Do this: Search the records for the word "počet" and pick out every line that has it.

Data lines:
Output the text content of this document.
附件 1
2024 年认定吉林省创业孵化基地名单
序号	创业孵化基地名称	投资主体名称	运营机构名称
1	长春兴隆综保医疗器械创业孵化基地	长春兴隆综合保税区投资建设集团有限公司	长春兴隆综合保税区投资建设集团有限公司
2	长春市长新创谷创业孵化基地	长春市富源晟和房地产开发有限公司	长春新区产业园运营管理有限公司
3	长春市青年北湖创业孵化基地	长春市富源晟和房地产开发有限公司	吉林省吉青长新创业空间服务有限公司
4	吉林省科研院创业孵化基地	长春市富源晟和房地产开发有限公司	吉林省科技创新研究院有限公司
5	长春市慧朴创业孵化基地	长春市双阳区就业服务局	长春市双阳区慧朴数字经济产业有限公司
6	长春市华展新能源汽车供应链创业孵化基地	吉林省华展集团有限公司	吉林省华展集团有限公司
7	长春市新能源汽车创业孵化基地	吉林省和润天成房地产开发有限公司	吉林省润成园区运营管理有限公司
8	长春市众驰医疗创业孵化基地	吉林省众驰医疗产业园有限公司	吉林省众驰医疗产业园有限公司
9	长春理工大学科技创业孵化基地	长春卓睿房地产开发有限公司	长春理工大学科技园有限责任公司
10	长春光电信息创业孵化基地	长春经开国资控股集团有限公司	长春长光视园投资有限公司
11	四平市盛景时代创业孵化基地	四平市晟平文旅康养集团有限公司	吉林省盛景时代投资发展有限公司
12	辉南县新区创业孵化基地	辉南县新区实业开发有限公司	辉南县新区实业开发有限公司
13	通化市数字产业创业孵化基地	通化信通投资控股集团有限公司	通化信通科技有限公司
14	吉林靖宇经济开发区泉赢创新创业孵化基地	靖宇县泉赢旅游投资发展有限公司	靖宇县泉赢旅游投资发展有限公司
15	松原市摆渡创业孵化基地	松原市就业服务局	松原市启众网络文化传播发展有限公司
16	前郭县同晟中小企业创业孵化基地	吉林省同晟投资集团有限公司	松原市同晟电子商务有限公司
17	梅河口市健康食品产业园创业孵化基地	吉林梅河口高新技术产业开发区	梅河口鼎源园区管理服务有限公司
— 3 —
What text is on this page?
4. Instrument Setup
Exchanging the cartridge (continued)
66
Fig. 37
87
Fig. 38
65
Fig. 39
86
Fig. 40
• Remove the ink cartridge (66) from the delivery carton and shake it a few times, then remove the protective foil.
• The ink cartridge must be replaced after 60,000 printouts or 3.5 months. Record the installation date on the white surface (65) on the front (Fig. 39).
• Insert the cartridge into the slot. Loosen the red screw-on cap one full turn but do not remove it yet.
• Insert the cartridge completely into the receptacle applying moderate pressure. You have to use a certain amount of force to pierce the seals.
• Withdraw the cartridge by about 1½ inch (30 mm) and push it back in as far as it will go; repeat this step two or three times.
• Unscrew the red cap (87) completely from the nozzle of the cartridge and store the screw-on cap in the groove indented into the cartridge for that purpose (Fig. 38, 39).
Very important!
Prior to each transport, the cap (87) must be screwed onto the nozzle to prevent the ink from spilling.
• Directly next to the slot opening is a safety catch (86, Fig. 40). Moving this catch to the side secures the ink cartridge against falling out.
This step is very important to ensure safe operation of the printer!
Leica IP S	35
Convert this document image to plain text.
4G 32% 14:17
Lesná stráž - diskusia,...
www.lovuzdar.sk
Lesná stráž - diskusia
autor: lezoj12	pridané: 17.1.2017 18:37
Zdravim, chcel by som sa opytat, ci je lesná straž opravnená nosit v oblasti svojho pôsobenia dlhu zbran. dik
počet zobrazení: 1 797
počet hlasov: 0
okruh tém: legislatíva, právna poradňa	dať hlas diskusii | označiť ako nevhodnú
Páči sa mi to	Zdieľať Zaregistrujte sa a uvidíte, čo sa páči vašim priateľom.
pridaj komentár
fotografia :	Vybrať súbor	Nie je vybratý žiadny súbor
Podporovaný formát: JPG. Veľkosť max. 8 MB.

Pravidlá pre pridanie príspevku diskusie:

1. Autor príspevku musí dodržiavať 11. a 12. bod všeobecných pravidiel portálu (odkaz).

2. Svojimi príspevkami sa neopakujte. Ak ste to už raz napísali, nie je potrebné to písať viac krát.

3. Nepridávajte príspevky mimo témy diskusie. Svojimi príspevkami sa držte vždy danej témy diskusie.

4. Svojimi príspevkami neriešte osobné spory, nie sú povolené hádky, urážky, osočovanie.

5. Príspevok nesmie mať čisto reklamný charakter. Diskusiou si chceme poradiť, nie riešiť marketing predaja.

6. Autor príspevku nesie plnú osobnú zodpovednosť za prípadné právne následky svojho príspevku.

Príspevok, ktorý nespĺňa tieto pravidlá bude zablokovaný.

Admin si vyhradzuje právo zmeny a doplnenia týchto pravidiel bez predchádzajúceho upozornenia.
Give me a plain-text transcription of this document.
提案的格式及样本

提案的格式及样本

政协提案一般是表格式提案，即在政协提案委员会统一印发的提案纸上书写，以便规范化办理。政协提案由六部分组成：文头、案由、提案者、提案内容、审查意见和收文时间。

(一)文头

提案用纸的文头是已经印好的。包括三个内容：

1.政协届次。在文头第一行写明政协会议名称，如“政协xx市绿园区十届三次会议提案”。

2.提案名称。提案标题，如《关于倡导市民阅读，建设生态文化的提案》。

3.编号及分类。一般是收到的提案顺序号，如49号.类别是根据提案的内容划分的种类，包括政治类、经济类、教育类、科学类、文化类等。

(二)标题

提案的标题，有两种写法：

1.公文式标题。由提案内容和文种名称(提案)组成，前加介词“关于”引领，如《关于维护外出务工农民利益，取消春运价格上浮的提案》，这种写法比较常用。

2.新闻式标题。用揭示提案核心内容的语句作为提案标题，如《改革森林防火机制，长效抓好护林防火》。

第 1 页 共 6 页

Exercise solution:
počet zobrazení: 1 797
počet hlasov: 0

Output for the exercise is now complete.